◆ GOAL ◆
Find every line containing the word "women" in the records below; report only how many there are.

◆ DATA ROWS ◆
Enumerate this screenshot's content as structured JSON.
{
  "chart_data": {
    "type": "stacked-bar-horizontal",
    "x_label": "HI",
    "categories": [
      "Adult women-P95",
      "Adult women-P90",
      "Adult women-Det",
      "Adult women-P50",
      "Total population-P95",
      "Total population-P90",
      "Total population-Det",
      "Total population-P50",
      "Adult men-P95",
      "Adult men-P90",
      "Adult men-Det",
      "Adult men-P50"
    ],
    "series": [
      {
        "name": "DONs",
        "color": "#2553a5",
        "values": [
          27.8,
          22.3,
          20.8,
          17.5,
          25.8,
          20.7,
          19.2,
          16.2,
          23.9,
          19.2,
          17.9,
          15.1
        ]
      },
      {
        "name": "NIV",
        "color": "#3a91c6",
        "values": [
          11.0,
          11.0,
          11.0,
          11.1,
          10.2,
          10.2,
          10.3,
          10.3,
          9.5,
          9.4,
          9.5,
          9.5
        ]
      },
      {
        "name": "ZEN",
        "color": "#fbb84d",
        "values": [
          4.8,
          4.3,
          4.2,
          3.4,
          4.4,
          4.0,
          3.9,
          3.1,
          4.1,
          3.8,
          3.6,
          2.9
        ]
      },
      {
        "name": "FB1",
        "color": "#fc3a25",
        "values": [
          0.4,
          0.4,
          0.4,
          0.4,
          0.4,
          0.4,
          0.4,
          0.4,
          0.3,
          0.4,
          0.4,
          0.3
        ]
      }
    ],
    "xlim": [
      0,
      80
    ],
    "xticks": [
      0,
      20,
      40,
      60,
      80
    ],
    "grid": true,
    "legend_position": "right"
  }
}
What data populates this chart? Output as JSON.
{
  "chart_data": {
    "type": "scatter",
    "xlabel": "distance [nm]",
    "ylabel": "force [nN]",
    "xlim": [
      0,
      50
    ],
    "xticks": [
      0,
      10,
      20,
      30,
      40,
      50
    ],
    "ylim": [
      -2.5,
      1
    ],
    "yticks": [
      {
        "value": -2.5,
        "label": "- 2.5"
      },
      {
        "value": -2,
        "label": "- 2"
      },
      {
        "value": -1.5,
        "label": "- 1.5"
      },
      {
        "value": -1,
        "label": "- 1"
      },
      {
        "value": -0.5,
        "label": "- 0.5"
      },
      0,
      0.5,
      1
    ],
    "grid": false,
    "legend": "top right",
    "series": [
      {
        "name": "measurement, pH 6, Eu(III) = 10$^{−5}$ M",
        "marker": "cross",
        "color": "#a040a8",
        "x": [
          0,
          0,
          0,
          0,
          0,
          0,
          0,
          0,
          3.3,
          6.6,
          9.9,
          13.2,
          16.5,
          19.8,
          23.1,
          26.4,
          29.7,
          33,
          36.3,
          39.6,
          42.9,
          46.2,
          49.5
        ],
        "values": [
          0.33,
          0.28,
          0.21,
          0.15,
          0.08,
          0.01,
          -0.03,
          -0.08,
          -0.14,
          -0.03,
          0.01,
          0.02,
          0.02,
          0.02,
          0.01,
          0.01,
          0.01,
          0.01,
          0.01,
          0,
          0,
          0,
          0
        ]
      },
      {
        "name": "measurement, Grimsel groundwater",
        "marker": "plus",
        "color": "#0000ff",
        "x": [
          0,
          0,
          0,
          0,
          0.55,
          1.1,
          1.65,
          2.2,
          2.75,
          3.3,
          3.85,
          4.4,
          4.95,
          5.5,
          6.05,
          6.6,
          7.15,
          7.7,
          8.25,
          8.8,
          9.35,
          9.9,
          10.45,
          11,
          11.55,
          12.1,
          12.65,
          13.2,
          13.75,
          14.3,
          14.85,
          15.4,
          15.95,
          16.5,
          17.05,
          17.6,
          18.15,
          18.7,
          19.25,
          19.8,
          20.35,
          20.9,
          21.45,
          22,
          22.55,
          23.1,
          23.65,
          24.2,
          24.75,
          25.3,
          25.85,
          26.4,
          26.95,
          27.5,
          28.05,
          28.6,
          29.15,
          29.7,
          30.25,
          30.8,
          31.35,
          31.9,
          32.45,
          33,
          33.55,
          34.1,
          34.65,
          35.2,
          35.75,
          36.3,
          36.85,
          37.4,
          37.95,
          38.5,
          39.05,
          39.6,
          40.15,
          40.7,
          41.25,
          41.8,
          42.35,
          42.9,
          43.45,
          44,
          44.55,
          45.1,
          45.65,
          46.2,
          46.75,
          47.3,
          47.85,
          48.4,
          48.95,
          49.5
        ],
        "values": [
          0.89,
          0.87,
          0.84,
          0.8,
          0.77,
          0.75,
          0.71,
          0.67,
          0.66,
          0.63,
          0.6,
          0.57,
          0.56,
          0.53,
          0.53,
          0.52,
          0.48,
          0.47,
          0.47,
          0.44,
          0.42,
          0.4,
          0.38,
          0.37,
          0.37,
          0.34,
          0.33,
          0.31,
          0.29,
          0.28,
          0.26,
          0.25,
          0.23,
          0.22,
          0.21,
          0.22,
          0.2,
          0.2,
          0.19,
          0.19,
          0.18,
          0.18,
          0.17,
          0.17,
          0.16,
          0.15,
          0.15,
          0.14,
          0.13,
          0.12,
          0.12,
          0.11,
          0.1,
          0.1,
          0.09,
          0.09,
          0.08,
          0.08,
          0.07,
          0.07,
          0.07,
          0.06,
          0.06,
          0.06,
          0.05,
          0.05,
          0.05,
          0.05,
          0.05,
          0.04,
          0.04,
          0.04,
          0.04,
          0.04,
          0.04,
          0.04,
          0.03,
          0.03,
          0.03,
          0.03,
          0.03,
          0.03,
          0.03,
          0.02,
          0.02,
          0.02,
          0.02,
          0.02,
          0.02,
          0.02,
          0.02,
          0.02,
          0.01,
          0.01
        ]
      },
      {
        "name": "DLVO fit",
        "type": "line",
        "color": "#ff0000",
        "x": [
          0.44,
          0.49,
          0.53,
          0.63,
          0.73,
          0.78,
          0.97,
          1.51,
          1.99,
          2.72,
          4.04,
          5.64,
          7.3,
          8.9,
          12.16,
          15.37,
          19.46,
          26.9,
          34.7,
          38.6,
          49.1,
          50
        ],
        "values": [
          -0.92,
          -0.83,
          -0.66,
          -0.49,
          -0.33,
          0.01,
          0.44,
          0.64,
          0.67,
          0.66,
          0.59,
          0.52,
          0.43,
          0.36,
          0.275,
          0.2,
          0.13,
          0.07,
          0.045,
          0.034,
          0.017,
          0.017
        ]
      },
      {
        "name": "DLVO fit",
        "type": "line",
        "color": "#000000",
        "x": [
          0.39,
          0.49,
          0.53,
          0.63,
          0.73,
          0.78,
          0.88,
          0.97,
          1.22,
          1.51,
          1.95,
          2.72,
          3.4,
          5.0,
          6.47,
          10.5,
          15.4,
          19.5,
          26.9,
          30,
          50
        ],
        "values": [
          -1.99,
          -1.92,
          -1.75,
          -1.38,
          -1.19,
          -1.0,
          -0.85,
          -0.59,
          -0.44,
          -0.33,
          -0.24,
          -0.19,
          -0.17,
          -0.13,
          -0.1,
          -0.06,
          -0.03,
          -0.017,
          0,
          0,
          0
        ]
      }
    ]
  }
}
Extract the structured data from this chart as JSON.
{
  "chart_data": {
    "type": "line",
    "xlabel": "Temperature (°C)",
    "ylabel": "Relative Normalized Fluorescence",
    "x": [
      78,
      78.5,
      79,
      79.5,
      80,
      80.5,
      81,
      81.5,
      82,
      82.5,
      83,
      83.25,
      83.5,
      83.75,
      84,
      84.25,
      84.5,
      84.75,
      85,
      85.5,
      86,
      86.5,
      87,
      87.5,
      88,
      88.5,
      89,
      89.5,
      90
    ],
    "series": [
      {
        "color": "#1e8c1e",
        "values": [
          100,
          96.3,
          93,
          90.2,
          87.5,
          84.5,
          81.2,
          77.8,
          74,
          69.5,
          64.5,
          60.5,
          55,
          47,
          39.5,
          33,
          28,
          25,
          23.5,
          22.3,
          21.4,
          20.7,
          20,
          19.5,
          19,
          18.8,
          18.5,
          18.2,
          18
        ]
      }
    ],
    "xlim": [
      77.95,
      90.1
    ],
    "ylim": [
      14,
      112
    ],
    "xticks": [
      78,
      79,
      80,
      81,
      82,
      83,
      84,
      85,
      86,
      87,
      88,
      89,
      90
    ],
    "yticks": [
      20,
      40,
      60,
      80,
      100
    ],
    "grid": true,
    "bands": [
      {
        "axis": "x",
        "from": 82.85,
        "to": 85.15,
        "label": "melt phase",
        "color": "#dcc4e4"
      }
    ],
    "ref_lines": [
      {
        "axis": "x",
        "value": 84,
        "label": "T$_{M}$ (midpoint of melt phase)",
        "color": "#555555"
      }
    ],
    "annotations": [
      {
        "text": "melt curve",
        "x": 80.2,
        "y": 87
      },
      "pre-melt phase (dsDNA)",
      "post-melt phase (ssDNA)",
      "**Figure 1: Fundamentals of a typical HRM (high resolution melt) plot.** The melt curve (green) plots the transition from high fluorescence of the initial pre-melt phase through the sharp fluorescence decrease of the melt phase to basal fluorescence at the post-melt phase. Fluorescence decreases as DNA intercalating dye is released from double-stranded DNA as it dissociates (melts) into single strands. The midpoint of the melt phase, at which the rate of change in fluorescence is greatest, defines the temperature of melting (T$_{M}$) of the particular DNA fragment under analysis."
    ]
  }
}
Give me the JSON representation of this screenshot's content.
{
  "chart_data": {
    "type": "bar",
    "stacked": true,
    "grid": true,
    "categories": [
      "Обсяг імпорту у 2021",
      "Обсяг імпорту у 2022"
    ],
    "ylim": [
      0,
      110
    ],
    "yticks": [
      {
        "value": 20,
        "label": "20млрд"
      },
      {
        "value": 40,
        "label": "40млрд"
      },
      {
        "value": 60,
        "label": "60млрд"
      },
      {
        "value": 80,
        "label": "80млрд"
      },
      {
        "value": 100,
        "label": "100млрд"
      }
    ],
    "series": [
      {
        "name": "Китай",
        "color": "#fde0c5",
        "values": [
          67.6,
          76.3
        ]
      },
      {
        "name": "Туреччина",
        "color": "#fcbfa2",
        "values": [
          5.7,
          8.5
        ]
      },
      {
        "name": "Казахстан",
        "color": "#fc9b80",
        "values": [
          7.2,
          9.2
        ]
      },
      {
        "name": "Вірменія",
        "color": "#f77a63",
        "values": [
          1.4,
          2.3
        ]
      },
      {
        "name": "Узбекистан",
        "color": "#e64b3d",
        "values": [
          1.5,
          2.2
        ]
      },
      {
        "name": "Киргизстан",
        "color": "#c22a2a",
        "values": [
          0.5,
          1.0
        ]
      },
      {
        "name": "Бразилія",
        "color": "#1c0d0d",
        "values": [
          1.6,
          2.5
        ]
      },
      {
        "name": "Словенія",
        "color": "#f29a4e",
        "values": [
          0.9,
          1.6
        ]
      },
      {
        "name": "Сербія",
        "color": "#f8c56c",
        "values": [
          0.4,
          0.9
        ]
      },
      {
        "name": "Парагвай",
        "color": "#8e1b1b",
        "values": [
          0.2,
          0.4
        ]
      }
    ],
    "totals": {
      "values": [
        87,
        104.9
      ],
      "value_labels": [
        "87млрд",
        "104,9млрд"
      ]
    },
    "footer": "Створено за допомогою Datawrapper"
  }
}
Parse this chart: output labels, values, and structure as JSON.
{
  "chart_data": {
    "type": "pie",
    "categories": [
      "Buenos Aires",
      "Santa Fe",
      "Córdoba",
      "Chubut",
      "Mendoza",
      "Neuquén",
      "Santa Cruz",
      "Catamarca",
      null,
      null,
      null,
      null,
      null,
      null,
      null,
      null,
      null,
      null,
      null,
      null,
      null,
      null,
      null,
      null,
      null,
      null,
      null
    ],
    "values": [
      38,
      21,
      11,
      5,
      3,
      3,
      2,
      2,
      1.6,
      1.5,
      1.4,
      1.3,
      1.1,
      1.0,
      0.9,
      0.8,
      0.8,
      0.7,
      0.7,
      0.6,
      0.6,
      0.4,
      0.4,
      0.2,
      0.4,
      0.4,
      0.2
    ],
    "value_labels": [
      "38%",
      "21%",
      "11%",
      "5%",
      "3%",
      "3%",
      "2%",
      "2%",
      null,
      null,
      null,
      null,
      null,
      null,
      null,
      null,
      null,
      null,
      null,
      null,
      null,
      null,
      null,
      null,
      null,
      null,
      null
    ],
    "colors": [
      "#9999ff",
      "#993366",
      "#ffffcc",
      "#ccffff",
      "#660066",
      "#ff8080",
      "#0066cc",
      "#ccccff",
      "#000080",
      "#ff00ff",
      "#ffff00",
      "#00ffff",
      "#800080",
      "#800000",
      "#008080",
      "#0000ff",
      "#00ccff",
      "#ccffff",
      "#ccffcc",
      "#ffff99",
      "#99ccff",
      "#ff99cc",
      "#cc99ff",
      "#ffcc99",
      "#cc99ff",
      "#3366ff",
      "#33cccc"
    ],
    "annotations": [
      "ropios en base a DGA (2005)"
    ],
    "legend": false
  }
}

◆ THE ANSWER ◆
4